Recast the lines as a numbered list, starting at the first line and ending at the one containing "live-badge: LIVE <box>646 458 706 488</box>", and leave out any blank lines.

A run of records
= = = =
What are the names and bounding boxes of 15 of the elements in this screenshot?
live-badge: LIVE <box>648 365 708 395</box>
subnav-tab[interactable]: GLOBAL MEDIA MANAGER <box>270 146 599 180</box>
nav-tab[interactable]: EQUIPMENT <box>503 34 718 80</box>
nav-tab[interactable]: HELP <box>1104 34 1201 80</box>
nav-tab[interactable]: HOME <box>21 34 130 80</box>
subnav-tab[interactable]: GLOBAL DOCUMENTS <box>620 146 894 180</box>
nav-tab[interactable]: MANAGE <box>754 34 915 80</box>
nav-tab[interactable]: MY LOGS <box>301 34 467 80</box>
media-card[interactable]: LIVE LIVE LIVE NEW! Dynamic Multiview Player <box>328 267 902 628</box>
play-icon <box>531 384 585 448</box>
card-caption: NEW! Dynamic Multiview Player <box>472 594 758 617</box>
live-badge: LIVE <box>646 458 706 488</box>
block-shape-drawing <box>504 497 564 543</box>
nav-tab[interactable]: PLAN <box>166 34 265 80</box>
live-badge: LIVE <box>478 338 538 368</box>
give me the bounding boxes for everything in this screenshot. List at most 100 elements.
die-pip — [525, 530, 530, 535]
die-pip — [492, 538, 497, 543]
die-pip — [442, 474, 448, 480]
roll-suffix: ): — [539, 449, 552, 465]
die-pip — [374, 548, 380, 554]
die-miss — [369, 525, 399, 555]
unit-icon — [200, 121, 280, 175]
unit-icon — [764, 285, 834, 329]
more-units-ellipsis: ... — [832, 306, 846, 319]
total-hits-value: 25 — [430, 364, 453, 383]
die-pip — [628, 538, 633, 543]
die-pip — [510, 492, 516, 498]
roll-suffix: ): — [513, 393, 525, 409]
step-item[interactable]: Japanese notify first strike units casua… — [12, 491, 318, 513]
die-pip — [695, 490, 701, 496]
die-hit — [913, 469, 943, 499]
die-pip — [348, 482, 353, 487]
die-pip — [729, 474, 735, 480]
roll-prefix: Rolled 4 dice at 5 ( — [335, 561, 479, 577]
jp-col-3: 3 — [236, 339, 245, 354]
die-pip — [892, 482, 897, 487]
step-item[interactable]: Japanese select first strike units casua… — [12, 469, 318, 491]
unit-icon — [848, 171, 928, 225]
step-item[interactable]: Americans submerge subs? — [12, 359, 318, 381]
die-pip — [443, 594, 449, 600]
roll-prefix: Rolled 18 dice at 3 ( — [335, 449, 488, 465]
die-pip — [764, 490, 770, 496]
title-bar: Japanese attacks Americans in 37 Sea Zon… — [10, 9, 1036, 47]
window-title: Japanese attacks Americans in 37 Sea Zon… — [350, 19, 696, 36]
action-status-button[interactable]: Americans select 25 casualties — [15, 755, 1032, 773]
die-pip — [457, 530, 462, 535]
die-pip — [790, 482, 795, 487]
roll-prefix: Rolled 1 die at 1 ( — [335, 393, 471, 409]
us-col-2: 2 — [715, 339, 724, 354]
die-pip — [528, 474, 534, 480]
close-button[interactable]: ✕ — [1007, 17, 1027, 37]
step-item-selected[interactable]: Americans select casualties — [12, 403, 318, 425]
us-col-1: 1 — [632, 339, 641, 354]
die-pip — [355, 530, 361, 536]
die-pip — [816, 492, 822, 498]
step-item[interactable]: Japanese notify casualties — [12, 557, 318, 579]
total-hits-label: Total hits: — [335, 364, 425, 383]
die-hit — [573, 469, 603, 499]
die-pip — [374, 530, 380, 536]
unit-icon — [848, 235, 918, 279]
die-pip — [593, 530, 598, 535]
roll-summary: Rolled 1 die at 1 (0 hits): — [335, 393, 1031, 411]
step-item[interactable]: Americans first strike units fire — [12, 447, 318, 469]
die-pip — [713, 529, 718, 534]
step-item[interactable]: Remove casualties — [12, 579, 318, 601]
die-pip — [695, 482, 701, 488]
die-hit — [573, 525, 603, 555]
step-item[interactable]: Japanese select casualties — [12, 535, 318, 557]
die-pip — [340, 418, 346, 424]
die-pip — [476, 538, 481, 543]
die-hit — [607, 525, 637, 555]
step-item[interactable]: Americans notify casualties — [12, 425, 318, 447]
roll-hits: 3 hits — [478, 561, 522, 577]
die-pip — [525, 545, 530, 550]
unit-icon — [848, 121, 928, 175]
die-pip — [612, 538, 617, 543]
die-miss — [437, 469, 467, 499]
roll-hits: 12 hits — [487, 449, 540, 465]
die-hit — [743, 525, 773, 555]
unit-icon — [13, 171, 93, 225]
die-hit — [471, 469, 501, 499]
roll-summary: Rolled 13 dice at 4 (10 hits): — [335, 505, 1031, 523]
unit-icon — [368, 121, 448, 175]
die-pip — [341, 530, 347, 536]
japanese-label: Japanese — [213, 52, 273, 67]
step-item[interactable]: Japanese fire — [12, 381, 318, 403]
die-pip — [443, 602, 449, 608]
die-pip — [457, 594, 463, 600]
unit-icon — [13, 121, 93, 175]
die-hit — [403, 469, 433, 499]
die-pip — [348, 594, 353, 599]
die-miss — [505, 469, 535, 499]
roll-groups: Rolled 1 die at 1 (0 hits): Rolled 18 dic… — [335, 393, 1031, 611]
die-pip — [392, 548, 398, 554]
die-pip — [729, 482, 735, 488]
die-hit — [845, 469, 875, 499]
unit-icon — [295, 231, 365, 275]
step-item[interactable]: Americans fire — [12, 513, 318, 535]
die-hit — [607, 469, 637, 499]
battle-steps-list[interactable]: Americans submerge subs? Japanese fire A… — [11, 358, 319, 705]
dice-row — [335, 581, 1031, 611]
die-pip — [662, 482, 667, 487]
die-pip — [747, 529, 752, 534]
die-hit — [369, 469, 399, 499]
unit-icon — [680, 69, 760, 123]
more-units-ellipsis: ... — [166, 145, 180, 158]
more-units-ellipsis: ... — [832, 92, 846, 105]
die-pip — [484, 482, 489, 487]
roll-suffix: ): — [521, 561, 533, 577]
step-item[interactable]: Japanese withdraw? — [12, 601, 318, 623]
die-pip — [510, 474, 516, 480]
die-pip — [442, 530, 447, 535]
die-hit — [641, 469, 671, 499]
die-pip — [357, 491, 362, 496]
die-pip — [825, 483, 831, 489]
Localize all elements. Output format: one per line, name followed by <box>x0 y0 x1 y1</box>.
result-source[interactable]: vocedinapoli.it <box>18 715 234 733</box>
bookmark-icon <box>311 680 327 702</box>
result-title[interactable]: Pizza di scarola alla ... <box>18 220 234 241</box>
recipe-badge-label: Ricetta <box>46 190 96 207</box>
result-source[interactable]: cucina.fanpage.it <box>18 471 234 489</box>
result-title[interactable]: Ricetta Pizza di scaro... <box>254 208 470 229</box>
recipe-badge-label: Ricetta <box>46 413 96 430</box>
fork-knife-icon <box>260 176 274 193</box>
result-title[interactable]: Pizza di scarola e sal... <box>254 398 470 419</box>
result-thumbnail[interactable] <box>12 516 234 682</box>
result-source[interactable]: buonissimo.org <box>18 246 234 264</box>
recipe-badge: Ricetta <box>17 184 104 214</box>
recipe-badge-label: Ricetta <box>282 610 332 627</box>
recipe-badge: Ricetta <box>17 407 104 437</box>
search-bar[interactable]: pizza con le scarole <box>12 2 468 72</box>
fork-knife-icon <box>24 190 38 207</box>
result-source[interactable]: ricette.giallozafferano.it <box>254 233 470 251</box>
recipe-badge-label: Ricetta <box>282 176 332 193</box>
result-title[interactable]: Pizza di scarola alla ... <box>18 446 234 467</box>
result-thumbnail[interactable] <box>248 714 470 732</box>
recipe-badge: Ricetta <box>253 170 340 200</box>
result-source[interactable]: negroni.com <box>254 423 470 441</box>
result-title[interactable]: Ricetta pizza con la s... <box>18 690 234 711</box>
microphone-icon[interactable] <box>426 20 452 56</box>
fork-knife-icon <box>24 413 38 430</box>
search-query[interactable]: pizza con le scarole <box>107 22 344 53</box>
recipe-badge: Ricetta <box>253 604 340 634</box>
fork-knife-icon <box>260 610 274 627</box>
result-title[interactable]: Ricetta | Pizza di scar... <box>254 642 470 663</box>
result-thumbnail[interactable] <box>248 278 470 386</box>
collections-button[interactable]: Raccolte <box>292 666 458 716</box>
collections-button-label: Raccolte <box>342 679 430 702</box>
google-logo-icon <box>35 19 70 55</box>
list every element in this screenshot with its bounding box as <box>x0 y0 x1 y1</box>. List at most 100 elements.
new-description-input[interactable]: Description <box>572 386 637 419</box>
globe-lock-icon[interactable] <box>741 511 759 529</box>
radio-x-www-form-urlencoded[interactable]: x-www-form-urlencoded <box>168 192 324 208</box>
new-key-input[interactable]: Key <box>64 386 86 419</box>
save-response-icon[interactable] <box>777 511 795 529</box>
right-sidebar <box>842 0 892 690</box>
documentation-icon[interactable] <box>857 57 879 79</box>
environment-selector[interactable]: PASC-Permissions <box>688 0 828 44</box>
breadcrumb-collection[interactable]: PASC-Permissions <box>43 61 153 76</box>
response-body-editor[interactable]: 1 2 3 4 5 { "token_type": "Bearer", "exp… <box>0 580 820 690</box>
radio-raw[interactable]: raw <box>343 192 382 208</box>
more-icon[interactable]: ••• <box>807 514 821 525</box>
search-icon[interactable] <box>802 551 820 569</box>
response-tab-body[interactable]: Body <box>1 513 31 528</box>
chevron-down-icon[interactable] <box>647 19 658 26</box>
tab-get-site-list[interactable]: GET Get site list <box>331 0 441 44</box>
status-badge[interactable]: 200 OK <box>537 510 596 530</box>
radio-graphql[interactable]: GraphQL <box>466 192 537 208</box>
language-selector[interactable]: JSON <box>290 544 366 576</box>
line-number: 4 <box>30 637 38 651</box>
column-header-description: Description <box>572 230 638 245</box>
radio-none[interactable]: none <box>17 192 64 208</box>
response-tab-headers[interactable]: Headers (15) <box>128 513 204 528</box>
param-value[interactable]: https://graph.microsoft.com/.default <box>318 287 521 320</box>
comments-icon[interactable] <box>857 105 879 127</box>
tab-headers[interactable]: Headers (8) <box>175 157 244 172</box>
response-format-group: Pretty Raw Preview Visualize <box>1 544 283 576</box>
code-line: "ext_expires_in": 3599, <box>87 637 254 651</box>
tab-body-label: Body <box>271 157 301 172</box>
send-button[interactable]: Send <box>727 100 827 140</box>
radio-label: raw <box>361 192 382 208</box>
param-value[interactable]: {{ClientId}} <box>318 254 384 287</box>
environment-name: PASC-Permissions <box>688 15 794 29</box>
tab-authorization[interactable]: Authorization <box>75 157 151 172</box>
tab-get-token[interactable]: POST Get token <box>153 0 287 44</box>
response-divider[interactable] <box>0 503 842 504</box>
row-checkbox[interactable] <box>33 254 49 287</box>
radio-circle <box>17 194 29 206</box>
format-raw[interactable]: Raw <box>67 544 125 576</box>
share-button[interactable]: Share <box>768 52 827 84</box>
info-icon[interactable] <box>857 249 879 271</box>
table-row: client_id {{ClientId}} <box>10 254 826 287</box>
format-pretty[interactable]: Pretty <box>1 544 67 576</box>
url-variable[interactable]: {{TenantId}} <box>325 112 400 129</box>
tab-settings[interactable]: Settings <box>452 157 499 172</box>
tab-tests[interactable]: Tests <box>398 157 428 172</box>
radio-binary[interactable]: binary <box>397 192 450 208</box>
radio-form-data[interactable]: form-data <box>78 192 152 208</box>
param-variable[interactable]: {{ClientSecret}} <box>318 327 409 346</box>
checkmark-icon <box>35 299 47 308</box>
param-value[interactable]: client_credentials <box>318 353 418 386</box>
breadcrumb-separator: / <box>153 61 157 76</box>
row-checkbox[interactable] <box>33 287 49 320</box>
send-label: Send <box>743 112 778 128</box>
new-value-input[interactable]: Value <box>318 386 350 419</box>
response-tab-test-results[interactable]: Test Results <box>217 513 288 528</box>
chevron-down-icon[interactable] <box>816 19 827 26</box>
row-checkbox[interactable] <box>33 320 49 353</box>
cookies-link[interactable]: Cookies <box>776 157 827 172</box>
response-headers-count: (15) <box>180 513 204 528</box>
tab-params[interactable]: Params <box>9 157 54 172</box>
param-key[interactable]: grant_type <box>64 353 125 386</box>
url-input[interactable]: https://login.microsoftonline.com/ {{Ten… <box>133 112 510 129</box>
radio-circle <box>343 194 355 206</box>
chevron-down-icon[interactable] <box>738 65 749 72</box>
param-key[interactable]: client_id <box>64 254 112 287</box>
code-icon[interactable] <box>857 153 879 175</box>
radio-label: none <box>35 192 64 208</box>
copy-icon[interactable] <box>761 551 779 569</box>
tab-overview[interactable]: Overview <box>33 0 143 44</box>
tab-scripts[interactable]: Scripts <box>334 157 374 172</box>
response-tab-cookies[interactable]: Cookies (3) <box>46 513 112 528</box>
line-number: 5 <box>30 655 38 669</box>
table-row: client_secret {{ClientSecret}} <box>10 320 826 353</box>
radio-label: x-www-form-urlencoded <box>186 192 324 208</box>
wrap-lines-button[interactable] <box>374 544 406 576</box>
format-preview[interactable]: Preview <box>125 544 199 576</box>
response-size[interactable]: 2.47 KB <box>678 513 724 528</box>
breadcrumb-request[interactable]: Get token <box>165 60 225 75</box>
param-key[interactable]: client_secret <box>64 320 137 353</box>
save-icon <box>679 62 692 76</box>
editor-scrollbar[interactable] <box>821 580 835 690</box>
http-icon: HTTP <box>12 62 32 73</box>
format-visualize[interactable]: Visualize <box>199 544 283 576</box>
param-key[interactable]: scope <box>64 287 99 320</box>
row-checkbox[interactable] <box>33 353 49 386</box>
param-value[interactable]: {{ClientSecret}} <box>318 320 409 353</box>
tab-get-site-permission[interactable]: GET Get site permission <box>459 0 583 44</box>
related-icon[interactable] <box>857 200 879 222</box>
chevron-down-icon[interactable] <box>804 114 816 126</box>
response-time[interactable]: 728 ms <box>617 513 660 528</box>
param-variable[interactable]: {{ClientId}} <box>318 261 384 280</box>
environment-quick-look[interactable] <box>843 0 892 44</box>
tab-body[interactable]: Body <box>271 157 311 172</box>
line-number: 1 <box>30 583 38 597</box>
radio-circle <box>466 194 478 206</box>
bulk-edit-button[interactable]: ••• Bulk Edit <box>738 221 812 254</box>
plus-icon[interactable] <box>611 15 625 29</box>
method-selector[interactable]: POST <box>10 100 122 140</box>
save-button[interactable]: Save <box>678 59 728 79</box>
= = = =
[RESPONSE]:
1. What are the names and bounding boxes of 15 of the elements in this screenshot?
2. live-badge: LIVE <box>648 365 708 395</box>
3. subnav-tab[interactable]: GLOBAL MEDIA MANAGER <box>270 146 599 180</box>
4. nav-tab[interactable]: EQUIPMENT <box>503 34 718 80</box>
5. nav-tab[interactable]: HELP <box>1104 34 1201 80</box>
6. nav-tab[interactable]: HOME <box>21 34 130 80</box>
7. subnav-tab[interactable]: GLOBAL DOCUMENTS <box>620 146 894 180</box>
8. nav-tab[interactable]: MANAGE <box>754 34 915 80</box>
9. nav-tab[interactable]: MY LOGS <box>301 34 467 80</box>
10. media-card[interactable]: LIVE LIVE LIVE NEW! Dynamic Multiview Player <box>328 267 902 628</box>
11. play-icon <box>531 384 585 448</box>
12. card-caption: NEW! Dynamic Multiview Player <box>472 594 758 617</box>
13. live-badge: LIVE <box>646 458 706 488</box>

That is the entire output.